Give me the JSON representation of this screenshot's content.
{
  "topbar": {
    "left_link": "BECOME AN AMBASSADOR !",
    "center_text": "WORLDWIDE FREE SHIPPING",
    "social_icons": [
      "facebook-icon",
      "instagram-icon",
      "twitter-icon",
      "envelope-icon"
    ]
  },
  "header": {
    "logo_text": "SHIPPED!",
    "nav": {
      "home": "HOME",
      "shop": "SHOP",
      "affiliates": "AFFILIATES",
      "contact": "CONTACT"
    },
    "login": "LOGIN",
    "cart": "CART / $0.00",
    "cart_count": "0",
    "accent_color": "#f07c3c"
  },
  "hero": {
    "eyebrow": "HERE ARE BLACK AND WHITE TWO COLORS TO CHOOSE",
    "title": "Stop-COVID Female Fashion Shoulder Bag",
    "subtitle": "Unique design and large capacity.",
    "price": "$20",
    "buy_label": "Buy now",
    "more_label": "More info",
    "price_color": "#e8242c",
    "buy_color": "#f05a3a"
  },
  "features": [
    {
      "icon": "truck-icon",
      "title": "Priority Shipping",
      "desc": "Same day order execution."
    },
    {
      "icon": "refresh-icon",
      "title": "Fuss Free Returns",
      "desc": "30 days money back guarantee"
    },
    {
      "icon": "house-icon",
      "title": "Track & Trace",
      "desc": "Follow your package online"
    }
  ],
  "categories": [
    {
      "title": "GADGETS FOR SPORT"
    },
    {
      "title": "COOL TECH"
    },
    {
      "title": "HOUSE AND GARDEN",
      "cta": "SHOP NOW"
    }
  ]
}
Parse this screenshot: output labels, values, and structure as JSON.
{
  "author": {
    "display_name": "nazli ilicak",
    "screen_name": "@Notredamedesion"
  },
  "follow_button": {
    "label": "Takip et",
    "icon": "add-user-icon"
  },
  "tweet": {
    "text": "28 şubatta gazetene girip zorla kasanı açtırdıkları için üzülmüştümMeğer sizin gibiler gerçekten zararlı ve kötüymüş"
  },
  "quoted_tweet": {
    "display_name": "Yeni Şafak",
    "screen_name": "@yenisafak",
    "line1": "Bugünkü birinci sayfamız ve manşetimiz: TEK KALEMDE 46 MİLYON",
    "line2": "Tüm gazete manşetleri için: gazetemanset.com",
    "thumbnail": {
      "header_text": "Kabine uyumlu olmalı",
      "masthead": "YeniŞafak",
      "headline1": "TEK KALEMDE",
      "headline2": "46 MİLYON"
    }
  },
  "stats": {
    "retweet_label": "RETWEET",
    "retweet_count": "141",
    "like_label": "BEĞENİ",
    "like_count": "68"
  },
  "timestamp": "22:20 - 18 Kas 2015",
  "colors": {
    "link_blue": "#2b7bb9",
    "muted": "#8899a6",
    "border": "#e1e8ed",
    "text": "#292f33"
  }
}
##############################
▸ DESCRIPTION OF THE TASK: Find every line in the entries that includes the word "JSON", then state how many there are and nothing else.

▸ ANSWER TO THIS PROBLEM: 2